- _DATASET EXCERPTS_:
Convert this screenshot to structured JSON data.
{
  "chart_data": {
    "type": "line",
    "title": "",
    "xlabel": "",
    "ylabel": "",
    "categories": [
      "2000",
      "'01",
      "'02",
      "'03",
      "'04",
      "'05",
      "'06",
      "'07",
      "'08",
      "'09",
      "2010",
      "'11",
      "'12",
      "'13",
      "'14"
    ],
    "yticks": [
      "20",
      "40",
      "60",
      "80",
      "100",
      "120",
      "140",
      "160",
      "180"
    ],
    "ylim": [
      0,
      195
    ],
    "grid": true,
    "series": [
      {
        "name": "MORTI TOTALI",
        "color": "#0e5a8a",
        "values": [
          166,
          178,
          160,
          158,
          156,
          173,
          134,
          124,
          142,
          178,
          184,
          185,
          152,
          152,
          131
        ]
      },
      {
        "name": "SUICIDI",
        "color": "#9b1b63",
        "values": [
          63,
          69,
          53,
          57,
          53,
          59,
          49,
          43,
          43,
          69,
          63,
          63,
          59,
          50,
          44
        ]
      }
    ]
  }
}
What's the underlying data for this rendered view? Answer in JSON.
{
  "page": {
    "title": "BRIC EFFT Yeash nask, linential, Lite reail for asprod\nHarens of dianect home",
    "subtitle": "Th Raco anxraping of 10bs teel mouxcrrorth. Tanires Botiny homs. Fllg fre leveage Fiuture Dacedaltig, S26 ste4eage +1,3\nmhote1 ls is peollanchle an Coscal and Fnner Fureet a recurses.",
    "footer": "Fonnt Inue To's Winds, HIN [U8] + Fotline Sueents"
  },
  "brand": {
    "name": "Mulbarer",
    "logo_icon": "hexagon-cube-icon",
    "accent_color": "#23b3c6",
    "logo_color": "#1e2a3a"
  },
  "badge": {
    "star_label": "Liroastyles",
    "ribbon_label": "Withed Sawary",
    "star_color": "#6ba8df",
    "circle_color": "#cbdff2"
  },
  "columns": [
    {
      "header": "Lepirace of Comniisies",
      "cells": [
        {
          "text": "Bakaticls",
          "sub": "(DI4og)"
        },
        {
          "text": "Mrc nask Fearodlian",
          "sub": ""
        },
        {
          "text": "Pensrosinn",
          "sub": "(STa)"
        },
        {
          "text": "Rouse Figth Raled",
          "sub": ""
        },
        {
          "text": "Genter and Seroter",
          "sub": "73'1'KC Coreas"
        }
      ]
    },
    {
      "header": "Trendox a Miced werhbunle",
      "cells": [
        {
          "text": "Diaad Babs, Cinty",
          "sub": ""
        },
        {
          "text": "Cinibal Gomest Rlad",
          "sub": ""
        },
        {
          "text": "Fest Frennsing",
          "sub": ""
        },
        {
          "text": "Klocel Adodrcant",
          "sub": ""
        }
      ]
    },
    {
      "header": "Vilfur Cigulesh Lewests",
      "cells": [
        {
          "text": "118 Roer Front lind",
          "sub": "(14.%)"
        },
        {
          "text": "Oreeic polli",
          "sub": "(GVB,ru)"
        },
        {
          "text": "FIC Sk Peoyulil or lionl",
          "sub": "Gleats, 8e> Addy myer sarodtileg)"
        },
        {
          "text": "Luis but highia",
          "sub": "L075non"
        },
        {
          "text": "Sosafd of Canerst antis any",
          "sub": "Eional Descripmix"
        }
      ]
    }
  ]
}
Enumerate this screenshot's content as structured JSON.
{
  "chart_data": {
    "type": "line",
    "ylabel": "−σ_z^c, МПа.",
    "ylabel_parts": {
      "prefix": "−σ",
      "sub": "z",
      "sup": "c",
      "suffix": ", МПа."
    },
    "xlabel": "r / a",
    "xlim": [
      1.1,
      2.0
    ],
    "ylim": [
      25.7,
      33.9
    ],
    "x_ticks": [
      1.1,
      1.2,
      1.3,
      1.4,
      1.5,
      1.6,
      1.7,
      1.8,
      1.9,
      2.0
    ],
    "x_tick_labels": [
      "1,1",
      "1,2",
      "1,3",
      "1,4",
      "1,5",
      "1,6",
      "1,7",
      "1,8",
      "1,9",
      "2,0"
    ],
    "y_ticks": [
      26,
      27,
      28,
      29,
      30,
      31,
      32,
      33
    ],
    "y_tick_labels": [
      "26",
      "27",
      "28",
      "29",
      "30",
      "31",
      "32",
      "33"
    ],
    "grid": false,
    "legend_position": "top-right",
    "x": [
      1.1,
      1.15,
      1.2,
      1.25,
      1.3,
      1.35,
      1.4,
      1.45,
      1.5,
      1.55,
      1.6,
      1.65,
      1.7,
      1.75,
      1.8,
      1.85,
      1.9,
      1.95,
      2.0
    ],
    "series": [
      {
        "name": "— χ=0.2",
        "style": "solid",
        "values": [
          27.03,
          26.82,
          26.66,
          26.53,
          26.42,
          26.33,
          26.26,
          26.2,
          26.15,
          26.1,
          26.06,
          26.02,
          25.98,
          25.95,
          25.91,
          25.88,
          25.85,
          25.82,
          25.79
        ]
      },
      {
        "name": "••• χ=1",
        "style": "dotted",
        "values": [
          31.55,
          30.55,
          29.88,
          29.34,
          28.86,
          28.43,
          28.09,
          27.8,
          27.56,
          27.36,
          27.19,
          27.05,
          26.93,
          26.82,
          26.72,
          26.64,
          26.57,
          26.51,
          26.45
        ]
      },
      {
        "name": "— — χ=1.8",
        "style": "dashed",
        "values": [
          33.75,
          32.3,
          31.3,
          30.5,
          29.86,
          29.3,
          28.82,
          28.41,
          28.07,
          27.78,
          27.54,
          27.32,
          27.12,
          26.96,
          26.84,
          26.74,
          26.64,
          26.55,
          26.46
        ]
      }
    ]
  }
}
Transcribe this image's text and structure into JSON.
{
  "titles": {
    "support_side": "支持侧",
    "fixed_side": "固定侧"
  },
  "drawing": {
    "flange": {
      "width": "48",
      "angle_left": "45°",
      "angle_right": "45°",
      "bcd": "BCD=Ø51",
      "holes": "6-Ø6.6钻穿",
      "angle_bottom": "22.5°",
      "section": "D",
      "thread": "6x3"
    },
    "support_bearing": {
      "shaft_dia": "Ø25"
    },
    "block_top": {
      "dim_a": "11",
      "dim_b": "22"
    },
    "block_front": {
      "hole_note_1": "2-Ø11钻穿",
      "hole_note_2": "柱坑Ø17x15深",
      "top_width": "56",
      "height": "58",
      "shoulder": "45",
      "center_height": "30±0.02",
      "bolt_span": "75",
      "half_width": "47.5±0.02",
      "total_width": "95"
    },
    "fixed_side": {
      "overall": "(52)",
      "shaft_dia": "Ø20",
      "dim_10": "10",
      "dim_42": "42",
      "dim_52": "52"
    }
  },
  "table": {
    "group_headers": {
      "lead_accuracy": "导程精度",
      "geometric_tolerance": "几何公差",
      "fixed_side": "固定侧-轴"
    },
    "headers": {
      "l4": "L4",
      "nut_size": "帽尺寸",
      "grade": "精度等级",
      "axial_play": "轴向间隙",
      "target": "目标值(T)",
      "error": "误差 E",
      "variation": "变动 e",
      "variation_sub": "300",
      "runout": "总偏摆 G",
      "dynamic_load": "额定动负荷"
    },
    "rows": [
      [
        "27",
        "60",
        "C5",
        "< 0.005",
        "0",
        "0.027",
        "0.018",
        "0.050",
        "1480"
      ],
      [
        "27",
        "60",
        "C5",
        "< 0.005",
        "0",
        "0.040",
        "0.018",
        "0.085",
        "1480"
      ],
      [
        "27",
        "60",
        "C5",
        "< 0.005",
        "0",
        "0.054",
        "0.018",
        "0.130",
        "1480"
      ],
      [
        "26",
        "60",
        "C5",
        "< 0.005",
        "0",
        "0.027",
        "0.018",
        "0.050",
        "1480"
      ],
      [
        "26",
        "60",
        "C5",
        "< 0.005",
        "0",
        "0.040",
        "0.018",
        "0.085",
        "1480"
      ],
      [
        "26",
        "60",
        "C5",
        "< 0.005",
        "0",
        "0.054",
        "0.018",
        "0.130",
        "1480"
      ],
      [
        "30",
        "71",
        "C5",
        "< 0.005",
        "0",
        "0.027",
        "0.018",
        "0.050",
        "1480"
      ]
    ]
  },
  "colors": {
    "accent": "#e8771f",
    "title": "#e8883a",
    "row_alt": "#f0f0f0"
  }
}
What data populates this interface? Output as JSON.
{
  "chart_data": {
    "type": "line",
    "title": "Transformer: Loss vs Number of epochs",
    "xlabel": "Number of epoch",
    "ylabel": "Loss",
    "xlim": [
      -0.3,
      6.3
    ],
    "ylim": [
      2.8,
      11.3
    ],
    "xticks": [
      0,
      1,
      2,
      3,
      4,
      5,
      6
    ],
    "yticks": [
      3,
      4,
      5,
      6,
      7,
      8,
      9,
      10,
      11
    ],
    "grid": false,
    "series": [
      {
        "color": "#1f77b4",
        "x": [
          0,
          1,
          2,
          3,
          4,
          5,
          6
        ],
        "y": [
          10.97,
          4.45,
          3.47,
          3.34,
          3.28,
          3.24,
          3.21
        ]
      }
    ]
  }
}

- _WRITTEN EXERCISE_:
Only the lines from the one containing "What data populates" through the end of the material should be reproduced, exactly, with both ends included.

- _RESULT BELOW_:
What data populates this interface? Output as JSON.
{
  "chart_data": {
    "type": "line",
    "title": "Transformer: Loss vs Number of epochs",
    "xlabel": "Number of epoch",
    "ylabel": "Loss",
    "xlim": [
      -0.3,
      6.3
    ],
    "ylim": [
      2.8,
      11.3
    ],
    "xticks": [
      0,
      1,
      2,
      3,
      4,
      5,
      6
    ],
    "yticks": [
      3,
      4,
      5,
      6,
      7,
      8,
      9,
      10,
      11
    ],
    "grid": false,
    "series": [
      {
        "color": "#1f77b4",
        "x": [
          0,
          1,
          2,
          3,
          4,
          5,
          6
        ],
        "y": [
          10.97,
          4.45,
          3.47,
          3.34,
          3.28,
          3.24,
          3.21
        ]
      }
    ]
  }
}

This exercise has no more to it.